To be done
Below are records to be output exactly, every one of them.

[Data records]
· · · · · · ·

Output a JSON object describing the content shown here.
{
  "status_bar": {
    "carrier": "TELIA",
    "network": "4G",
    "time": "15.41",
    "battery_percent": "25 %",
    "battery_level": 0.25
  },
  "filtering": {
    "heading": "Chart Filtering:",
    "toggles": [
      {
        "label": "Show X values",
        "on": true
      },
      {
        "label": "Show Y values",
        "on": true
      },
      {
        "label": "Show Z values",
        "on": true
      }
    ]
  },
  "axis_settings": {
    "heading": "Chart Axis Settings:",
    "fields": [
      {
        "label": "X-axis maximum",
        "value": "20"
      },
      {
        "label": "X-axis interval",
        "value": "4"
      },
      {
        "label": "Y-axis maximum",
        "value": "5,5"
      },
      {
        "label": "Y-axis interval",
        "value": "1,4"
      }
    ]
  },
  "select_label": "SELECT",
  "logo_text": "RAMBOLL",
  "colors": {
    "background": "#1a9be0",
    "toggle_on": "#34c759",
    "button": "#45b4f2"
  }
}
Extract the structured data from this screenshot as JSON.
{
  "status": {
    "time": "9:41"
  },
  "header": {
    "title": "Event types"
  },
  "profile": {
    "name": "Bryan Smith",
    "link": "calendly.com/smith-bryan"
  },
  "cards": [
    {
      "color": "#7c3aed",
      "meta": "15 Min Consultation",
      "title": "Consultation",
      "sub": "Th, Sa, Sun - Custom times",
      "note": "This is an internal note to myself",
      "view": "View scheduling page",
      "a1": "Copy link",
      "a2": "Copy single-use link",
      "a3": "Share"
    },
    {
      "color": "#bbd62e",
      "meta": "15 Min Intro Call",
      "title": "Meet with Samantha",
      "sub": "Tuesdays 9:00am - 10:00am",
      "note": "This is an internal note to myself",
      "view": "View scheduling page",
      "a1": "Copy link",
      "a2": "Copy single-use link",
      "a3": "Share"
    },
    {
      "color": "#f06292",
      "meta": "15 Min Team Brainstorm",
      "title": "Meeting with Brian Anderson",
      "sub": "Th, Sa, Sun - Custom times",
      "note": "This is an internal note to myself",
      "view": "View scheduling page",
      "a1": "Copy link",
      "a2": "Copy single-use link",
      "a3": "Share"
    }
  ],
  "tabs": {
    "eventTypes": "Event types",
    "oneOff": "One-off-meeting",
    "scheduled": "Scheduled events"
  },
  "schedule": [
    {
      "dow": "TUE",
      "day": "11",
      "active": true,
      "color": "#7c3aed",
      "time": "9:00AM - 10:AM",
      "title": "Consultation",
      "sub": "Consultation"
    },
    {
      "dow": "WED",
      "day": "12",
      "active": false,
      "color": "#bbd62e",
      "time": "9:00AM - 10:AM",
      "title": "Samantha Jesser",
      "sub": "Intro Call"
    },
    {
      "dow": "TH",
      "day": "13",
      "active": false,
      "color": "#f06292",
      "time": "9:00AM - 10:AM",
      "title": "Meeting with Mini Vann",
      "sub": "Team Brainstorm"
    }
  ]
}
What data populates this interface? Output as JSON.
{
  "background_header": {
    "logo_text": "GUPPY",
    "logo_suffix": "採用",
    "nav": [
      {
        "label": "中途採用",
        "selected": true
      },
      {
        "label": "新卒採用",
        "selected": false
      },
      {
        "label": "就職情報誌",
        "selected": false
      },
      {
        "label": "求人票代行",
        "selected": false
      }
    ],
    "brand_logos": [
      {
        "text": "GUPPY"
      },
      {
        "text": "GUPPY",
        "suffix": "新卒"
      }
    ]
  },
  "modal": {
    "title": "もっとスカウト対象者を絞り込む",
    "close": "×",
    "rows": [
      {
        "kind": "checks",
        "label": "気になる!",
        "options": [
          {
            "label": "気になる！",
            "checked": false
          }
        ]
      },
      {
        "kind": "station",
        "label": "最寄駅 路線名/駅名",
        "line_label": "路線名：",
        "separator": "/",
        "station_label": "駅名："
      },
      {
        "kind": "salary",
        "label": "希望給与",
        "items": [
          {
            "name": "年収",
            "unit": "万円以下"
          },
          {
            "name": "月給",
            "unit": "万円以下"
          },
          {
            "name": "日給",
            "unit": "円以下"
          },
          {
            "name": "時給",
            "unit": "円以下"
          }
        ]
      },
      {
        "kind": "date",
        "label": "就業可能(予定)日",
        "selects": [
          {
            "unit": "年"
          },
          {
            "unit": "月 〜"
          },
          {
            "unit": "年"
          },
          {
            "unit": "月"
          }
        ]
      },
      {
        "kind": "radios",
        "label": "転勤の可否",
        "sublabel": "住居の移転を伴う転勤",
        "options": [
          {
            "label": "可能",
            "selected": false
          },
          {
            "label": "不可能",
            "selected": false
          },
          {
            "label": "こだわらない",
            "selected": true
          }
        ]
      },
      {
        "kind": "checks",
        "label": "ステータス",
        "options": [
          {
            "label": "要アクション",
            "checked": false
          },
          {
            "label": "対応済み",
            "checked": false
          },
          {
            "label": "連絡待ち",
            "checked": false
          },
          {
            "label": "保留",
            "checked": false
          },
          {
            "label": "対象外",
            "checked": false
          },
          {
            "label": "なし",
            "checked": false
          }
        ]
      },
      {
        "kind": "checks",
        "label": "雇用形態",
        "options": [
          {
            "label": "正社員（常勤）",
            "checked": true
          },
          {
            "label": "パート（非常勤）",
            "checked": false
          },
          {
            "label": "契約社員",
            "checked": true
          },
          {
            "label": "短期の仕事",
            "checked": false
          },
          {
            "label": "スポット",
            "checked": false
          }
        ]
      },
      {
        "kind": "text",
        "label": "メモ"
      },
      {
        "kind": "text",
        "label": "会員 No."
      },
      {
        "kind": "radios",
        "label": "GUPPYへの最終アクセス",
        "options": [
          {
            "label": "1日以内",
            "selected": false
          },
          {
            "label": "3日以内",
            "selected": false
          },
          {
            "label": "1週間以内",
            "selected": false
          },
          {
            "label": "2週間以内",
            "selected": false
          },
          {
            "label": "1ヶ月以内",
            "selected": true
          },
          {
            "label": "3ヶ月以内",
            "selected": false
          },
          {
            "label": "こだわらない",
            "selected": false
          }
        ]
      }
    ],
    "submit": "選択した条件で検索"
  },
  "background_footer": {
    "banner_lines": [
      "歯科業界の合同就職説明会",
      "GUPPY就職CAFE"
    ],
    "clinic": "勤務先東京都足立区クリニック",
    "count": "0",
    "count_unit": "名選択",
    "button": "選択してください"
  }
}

· · · · · · ·

Exercise result
Output a JSON object describing the content shown here.
{
  "status_bar": {
    "carrier": "TELIA",
    "network": "4G",
    "time": "15.41",
    "battery_percent": "25 %",
    "battery_level": 0.25
  },
  "filtering": {
    "heading": "Chart Filtering:",
    "toggles": [
      {
        "label": "Show X values",
        "on": true
      },
      {
        "label": "Show Y values",
        "on": true
      },
      {
        "label": "Show Z values",
        "on": true
      }
    ]
  },
  "axis_settings": {
    "heading": "Chart Axis Settings:",
    "fields": [
      {
        "label": "X-axis maximum",
        "value": "20"
      },
      {
        "label": "X-axis interval",
        "value": "4"
      },
      {
        "label": "Y-axis maximum",
        "value": "5,5"
      },
      {
        "label": "Y-axis interval",
        "value": "1,4"
      }
    ]
  },
  "select_label": "SELECT",
  "logo_text": "RAMBOLL",
  "colors": {
    "background": "#1a9be0",
    "toggle_on": "#34c759",
    "button": "#45b4f2"
  }
}
Extract the structured data from this screenshot as JSON.
{
  "status": {
    "time": "9:41"
  },
  "header": {
    "title": "Event types"
  },
  "profile": {
    "name": "Bryan Smith",
    "link": "calendly.com/smith-bryan"
  },
  "cards": [
    {
      "color": "#7c3aed",
      "meta": "15 Min Consultation",
      "title": "Consultation",
      "sub": "Th, Sa, Sun - Custom times",
      "note": "This is an internal note to myself",
      "view": "View scheduling page",
      "a1": "Copy link",
      "a2": "Copy single-use link",
      "a3": "Share"
    },
    {
      "color": "#bbd62e",
      "meta": "15 Min Intro Call",
      "title": "Meet with Samantha",
      "sub": "Tuesdays 9:00am - 10:00am",
      "note": "This is an internal note to myself",
      "view": "View scheduling page",
      "a1": "Copy link",
      "a2": "Copy single-use link",
      "a3": "Share"
    },
    {
      "color": "#f06292",
      "meta": "15 Min Team Brainstorm",
      "title": "Meeting with Brian Anderson",
      "sub": "Th, Sa, Sun - Custom times",
      "note": "This is an internal note to myself",
      "view": "View scheduling page",
      "a1": "Copy link",
      "a2": "Copy single-use link",
      "a3": "Share"
    }
  ],
  "tabs": {
    "eventTypes": "Event types",
    "oneOff": "One-off-meeting",
    "scheduled": "Scheduled events"
  },
  "schedule": [
    {
      "dow": "TUE",
      "day": "11",
      "active": true,
      "color": "#7c3aed",
      "time": "9:00AM - 10:AM",
      "title": "Consultation",
      "sub": "Consultation"
    },
    {
      "dow": "WED",
      "day": "12",
      "active": false,
      "color": "#bbd62e",
      "time": "9:00AM - 10:AM",
      "title": "Samantha Jesser",
      "sub": "Intro Call"
    },
    {
      "dow": "TH",
      "day": "13",
      "active": false,
      "color": "#f06292",
      "time": "9:00AM - 10:AM",
      "title": "Meeting with Mini Vann",
      "sub": "Team Brainstorm"
    }
  ]
}
What data populates this interface? Output as JSON.
{
  "background_header": {
    "logo_text": "GUPPY",
    "logo_suffix": "採用",
    "nav": [
      {
        "label": "中途採用",
        "selected": true
      },
      {
        "label": "新卒採用",
        "selected": false
      },
      {
        "label": "就職情報誌",
        "selected": false
      },
      {
        "label": "求人票代行",
        "selected": false
      }
    ],
    "brand_logos": [
      {
        "text": "GUPPY"
      },
      {
        "text": "GUPPY",
        "suffix": "新卒"
      }
    ]
  },
  "modal": {
    "title": "もっとスカウト対象者を絞り込む",
    "close": "×",
    "rows": [
      {
        "kind": "checks",
        "label": "気になる!",
        "options": [
          {
            "label": "気になる！",
            "checked": false
          }
        ]
      },
      {
        "kind": "station",
        "label": "最寄駅 路線名/駅名",
        "line_label": "路線名：",
        "separator": "/",
        "station_label": "駅名："
      },
      {
        "kind": "salary",
        "label": "希望給与",
        "items": [
          {
            "name": "年収",
            "unit": "万円以下"
          },
          {
            "name": "月給",
            "unit": "万円以下"
          },
          {
            "name": "日給",
            "unit": "円以下"
          },
          {
            "name": "時給",
            "unit": "円以下"
          }
        ]
      },
      {
        "kind": "date",
        "label": "就業可能(予定)日",
        "selects": [
          {
            "unit": "年"
          },
          {
            "unit": "月 〜"
          },
          {
            "unit": "年"
          },
          {
            "unit": "月"
          }
        ]
      },
      {
        "kind": "radios",
        "label": "転勤の可否",
        "sublabel": "住居の移転を伴う転勤",
        "options": [
          {
            "label": "可能",
            "selected": false
          },
          {
            "label": "不可能",
            "selected": false
          },
          {
            "label": "こだわらない",
            "selected": true
          }
        ]
      },
      {
        "kind": "checks",
        "label": "ステータス",
        "options": [
          {
            "label": "要アクション",
            "checked": false
          },
          {
            "label": "対応済み",
            "checked": false
          },
          {
            "label": "連絡待ち",
            "checked": false
          },
          {
            "label": "保留",
            "checked": false
          },
          {
            "label": "対象外",
            "checked": false
          },
          {
            "label": "なし",
            "checked": false
          }
        ]
      },
      {
        "kind": "checks",
        "label": "雇用形態",
        "options": [
          {
            "label": "正社員（常勤）",
            "checked": true
          },
          {
            "label": "パート（非常勤）",
            "checked": false
          },
          {
            "label": "契約社員",
            "checked": true
          },
          {
            "label": "短期の仕事",
            "checked": false
          },
          {
            "label": "スポット",
            "checked": false
          }
        ]
      },
      {
        "kind": "text",
        "label": "メモ"
      },
      {
        "kind": "text",
        "label": "会員 No."
      },
      {
        "kind": "radios",
        "label": "GUPPYへの最終アクセス",
        "options": [
          {
            "label": "1日以内",
            "selected": false
          },
          {
            "label": "3日以内",
            "selected": false
          },
          {
            "label": "1週間以内",
            "selected": false
          },
          {
            "label": "2週間以内",
            "selected": false
          },
          {
            "label": "1ヶ月以内",
            "selected": true
          },
          {
            "label": "3ヶ月以内",
            "selected": false
          },
          {
            "label": "こだわらない",
            "selected": false
          }
        ]
      }
    ],
    "submit": "選択した条件で検索"
  },
  "background_footer": {
    "banner_lines": [
      "歯科業界の合同就職説明会",
      "GUPPY就職CAFE"
    ],
    "clinic": "勤務先東京都足立区クリニック",
    "count": "0",
    "count_unit": "名選択",
    "button": "選択してください"
  }
}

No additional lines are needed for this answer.